What you will do
Write the material out again, line by line, exactly as it is.
** Start Supplied material **
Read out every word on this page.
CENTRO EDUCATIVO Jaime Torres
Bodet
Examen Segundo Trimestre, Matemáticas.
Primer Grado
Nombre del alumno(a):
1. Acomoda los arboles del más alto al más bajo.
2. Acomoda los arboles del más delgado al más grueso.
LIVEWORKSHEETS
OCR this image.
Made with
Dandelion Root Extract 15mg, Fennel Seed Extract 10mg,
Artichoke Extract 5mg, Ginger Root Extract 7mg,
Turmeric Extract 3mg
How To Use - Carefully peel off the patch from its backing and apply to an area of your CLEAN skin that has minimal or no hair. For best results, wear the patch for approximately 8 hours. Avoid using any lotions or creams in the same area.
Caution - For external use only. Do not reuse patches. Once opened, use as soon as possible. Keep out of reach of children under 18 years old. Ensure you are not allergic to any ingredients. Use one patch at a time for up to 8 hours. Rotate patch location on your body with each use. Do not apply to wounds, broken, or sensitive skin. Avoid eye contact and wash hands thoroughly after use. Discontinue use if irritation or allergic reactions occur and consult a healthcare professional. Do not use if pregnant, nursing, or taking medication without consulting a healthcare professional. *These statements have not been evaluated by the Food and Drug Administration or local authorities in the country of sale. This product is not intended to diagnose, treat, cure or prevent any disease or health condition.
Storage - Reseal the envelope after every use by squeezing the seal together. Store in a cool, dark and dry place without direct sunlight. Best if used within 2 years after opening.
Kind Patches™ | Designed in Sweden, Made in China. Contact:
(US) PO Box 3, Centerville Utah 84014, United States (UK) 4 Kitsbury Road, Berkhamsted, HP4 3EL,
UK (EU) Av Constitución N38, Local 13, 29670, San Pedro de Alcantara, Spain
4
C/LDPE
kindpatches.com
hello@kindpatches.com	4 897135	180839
** End Supplied material **
Output of the task
Read out every word on this page.
CENTRO EDUCATIVO Jaime Torres
Bodet
Examen Segundo Trimestre, Matemáticas.
Primer Grado
Nombre del alumno(a):
1. Acomoda los arboles del más alto al más bajo.
2. Acomoda los arboles del más delgado al más grueso.
LIVEWORKSHEETS
OCR this image.
Made with
Dandelion Root Extract 15mg, Fennel Seed Extract 10mg,
Artichoke Extract 5mg, Ginger Root Extract 7mg,
Turmeric Extract 3mg
How To Use - Carefully peel off the patch from its backing and apply to an area of your CLEAN skin that has minimal or no hair. For best results, wear the patch for approximately 8 hours. Avoid using any lotions or creams in the same area.
Caution - For external use only. Do not reuse patches. Once opened, use as soon as possible. Keep out of reach of children under 18 years old. Ensure you are not allergic to any ingredients. Use one patch at a time for up to 8 hours. Rotate patch location on your body with each use. Do not apply to wounds, broken, or sensitive skin. Avoid eye contact and wash hands thoroughly after use. Discontinue use if irritation or allergic reactions occur and consult a healthcare professional. Do not use if pregnant, nursing, or taking medication without consulting a healthcare professional. *These statements have not been evaluated by the Food and Drug Administration or local authorities in the country of sale. This product is not intended to diagnose, treat, cure or prevent any disease or health condition.
Storage - Reseal the envelope after every use by squeezing the seal together. Store in a cool, dark and dry place without direct sunlight. Best if used within 2 years after opening.
Kind Patches™ | Designed in Sweden, Made in China. Contact:
(US) PO Box 3, Centerville Utah 84014, United States (UK) 4 Kitsbury Road, Berkhamsted, HP4 3EL,
UK (EU) Av Constitución N38, Local 13, 29670, San Pedro de Alcantara, Spain
4
C/LDPE
kindpatches.com
hello@kindpatches.com	4 897135	180839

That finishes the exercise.